*SELECTION*
I am inserting time series data with time stamp (T) as the column name in a wide column that stores 24 hours worth of data in a single row. Streaming data is written from data generator (4 instances, each with 256 threads) inserting data into multiple rows in parallel.
CF2 (Wide column family):
RowKey1 (T1, V1) (T2, V3) (T4, V4) ......
RowKey2 (T1, V1) (T3, V3) .....
:
:
I am now attempting to read this data off Cassandra using multiget. The client is written in python and uses pycassa.
When I query 24 hours worth data for a single row key, over 2 million data points are returned. At 4 rowkeys in parallel using multiget, I get the following error:
File "c:\Python27-64bit\lib\site-packages\pycassa-1.9.1-py2.7.egg\pycassa\columnfamily.py", line 772, in multiget packed_keys[offset:offset + buffer_size], cp, sp, consistency)
File "c:\Python27-64bit\lib\site-packages\pycassa-1.9.1-py2.7.egg\pycassa\pool.py", line 576, in execute return getattr(conn, f)(*args, **kwargs)
File "c:\Python27-64bit\lib\site-packages\pycassa-1.9.1-py2.7.egg\pycassa\pool.py", line 153, in new_f return new_f(self, *args, **kwargs)
File "c:\Python27-64bit\lib\site-packages\pycassa-1.9.1-py2.7.egg\pycassa\pool.py", line 153, in new_f return new_f(self, *args, **kwargs)
File "c:\Python27-64bit\lib\site-packages\pycassa-1.9.1-py2.7.egg\pycassa\pool.py", line 153, in new_f return new_f(self, *args, **kwargs) File "c:\Python27-64bit\lib\site-packages\pycassa-1.9.1-py2.7.egg\pycassa\pool.py", line 153, in new_f return new_f(self, *args, **kwargs)
File "c:\Python27-64bit\lib\site-packages\pycassa-1.9.1-py2.7.egg\pycassa\pool.py", line 153, in new_f return new_f(self, *args, **kwargs)

*DATA ROWS*
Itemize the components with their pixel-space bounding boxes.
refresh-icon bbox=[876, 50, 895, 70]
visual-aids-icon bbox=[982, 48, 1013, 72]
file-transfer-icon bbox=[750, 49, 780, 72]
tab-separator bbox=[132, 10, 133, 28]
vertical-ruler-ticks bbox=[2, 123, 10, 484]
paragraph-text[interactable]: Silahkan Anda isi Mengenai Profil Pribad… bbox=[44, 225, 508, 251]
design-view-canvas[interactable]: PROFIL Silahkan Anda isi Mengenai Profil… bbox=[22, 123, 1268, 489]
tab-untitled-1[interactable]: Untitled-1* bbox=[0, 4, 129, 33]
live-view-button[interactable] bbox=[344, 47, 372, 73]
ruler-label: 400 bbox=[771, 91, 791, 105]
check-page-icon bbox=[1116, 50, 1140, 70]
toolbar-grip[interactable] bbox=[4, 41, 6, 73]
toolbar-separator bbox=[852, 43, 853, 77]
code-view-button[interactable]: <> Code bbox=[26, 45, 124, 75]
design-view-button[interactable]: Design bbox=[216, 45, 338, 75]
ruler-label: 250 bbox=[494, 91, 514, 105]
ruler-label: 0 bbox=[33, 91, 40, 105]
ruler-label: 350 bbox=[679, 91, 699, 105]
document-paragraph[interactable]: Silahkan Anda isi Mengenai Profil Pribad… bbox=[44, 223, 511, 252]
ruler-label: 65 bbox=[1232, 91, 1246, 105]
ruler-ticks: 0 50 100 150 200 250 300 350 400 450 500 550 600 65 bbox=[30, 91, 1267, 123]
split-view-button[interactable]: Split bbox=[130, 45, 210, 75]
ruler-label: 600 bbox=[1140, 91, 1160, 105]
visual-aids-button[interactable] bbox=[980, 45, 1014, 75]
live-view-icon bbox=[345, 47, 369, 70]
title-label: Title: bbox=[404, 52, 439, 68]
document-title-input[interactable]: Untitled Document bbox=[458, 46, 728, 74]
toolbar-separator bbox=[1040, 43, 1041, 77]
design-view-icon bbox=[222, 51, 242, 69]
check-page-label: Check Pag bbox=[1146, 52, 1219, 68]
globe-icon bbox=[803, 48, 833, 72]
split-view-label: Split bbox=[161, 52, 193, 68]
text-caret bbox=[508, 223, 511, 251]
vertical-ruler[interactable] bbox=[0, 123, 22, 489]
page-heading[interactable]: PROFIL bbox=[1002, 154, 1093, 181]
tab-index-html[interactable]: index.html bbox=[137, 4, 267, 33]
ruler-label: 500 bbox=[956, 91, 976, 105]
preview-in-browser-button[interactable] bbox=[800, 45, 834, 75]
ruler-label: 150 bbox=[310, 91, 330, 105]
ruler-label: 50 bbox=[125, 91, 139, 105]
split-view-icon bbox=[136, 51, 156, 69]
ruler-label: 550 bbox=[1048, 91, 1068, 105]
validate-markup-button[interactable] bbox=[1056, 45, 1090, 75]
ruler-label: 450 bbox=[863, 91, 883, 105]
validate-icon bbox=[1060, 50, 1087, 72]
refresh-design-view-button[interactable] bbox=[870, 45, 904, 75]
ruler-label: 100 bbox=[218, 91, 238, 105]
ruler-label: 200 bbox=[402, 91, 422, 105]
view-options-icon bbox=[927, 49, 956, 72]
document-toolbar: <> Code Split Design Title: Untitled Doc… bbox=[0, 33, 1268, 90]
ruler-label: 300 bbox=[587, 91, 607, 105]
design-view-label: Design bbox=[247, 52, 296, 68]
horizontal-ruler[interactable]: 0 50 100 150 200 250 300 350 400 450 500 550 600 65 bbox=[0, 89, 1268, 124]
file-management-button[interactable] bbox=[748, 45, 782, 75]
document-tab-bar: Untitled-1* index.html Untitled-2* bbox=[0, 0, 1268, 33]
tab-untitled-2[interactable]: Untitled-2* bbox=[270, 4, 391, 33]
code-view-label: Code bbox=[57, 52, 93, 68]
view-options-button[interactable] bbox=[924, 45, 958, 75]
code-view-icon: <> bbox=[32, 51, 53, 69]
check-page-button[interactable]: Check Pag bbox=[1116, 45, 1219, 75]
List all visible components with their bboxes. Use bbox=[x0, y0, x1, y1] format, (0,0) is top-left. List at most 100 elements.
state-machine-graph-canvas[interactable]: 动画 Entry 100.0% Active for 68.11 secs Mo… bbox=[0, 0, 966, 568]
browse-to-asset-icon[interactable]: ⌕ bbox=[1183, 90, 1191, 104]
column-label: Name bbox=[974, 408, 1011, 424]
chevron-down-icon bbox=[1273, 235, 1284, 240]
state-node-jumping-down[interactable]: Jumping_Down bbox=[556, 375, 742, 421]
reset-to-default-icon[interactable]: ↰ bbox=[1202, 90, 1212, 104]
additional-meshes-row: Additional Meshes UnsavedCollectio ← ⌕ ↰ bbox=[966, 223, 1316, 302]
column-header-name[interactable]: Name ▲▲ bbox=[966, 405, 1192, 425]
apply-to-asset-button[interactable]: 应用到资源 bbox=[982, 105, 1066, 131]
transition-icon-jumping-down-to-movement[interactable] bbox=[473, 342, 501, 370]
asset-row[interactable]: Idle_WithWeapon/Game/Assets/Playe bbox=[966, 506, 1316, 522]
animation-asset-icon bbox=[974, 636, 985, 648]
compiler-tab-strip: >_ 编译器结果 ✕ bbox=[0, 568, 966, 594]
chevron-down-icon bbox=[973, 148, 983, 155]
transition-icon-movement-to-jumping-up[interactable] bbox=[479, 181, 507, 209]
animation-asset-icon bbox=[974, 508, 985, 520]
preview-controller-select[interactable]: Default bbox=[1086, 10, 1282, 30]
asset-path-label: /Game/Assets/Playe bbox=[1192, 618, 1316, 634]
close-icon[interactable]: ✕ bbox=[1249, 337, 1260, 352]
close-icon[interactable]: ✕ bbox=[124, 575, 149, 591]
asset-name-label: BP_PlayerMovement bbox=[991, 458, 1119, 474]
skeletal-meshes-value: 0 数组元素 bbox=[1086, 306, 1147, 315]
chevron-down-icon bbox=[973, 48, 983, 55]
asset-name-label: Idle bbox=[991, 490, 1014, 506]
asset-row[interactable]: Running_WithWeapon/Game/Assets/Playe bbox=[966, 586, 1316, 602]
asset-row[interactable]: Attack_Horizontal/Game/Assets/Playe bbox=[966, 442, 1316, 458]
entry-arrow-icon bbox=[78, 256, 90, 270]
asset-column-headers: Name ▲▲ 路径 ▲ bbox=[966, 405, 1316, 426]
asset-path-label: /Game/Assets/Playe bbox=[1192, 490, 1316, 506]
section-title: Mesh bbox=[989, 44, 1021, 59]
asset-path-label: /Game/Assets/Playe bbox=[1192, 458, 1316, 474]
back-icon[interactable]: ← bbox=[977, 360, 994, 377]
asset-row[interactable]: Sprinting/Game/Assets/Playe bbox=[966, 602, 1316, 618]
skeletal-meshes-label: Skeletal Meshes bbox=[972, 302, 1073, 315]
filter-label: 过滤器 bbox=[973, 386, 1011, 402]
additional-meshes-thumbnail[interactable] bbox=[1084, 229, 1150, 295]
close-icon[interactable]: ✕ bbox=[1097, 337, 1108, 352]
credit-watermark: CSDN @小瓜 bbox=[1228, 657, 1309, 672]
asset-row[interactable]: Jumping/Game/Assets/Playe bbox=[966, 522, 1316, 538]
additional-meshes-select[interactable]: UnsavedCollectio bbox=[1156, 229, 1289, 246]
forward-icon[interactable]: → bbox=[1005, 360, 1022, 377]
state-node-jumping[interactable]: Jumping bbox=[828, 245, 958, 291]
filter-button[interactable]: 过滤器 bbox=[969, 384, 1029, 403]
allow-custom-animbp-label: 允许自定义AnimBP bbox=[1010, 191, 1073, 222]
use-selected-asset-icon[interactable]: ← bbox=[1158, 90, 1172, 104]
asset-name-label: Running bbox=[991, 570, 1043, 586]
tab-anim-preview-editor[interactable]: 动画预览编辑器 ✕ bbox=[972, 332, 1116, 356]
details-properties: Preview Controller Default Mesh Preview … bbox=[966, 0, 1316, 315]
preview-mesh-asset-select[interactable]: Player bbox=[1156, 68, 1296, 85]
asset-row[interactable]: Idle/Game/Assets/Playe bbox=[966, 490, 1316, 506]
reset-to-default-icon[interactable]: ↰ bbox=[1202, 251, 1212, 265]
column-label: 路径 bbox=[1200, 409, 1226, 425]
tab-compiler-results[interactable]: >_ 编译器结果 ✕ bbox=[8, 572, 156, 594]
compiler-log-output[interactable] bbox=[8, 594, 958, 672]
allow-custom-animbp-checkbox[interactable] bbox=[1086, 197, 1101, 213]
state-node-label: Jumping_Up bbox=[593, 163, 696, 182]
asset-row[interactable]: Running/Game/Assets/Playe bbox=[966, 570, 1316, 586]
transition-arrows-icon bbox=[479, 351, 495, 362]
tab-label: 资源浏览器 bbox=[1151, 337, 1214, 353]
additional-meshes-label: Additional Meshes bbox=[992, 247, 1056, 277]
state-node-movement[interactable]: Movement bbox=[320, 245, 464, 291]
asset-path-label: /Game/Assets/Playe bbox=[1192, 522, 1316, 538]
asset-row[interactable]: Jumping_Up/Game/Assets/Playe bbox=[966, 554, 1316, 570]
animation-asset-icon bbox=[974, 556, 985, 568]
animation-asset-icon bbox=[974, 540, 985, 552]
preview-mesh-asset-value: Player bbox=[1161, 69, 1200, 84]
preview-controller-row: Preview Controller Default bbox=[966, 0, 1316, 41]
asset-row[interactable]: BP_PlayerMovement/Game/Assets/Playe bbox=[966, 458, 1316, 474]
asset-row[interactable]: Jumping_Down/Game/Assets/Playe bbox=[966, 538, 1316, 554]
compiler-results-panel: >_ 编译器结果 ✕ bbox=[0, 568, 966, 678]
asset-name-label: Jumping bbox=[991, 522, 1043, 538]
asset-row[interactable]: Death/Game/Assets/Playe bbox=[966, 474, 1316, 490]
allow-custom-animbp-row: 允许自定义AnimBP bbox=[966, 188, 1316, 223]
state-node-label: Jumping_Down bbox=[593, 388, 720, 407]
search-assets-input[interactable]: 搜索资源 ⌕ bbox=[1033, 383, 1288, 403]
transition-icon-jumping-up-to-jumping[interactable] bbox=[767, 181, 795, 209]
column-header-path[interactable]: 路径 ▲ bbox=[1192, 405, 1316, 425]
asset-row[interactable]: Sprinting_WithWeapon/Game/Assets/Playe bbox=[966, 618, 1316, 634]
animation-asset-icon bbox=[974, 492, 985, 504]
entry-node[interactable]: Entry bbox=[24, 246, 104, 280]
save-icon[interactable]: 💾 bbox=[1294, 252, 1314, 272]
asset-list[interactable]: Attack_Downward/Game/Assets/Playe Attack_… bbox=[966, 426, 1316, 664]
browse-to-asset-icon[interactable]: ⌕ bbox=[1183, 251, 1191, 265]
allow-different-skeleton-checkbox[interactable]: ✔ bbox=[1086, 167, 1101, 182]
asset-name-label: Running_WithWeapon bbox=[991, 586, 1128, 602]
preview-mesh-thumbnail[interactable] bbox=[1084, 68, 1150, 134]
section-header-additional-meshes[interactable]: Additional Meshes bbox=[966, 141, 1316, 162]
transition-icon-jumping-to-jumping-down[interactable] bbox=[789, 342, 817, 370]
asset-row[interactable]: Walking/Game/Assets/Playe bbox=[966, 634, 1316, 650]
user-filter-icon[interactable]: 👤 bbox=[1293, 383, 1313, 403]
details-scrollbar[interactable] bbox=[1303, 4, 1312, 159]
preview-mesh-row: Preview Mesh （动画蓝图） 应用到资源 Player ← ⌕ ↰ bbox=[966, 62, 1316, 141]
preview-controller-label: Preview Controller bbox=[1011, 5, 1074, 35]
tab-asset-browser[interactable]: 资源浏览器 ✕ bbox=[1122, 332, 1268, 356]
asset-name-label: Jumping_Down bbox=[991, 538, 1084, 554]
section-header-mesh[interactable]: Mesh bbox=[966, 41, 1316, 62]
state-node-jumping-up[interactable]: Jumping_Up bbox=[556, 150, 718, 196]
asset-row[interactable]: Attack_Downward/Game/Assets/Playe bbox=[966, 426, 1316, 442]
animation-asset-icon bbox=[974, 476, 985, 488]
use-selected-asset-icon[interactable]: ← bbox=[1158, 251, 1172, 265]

*WHAT YOU WILL DO*
Please continue the post about reading wide-row Cassandra time series with pycassa multiget, picking up right after its last line.

*SOLVED EXERCISE*
File "c:\Python27-64bit\lib\site-packages\pycassa-1.9.1-py2.7.egg\pycassa\pool.py", line 148, in new_f (self._retry_count, exc.class._name_, exc)) pycassa.pool.MaximumRetryException: Retried 6 times. Last failure was timeout: timed out
However, previously I was able to get data with 256 rowkeys in parallel. Now, I have increased the density of data (i.e no .of data points within a time range) and the queries fail with this issue.
We tweaked the buffer_size in multiget and found 8 to be the sweet spot.
HeapSize: 6GB
RAM: 16GB
Read Consistency: ONE
Cluster: 5 node
The CPU utilization is less than 20%. Also, I do not see any abnormal patterns in Read throughput, read latency, disk throughput & disk latency as reported by OpsCenter.
I also tried increasing the read_request_timeout_in_ms in Cassandra.yaml to 60000 but in vain. Any other pointers as to why we are getting this exception? I would expect the query to take a lot of time to retrieve the results, but nonetheless not fail.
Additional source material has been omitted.